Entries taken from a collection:

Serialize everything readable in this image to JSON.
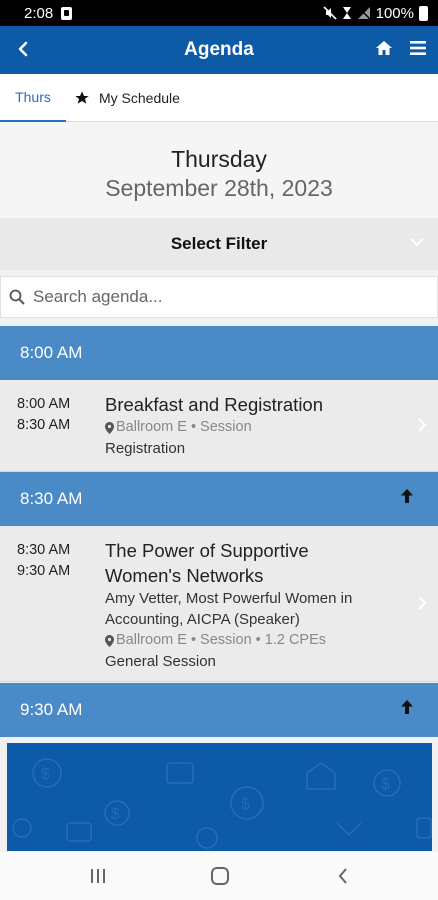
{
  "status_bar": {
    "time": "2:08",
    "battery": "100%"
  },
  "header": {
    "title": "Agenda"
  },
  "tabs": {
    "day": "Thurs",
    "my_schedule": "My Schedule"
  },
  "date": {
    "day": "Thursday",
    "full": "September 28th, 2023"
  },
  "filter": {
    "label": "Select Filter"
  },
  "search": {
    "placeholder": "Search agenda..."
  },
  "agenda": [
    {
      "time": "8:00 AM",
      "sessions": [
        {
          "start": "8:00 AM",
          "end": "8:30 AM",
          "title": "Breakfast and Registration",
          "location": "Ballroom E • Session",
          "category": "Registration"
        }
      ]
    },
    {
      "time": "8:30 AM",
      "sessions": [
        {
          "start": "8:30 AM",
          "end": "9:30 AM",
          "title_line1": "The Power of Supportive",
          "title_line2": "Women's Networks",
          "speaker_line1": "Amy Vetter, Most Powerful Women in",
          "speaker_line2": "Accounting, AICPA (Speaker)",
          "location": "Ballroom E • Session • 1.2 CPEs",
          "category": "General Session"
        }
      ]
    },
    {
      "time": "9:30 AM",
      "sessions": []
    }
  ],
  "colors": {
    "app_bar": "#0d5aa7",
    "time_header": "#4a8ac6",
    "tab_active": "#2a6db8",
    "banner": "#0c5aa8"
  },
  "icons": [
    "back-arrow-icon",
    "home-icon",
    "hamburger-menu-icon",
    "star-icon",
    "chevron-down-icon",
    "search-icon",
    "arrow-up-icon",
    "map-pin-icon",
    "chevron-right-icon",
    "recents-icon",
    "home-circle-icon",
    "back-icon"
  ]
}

==

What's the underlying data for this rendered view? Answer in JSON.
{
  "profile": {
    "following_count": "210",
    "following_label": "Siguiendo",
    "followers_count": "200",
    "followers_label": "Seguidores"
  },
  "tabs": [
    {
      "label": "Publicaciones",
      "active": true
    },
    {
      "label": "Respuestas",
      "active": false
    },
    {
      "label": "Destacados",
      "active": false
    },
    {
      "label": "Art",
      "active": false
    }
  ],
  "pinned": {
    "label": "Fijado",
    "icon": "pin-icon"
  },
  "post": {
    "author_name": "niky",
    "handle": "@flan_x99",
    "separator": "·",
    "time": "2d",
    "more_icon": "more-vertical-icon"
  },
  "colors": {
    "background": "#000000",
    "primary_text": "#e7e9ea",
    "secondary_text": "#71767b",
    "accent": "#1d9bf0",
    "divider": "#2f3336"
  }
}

**Exercise brief**
Give the number of lines in the records above that contain the word "this". Reply with that number alone.

**The output**
2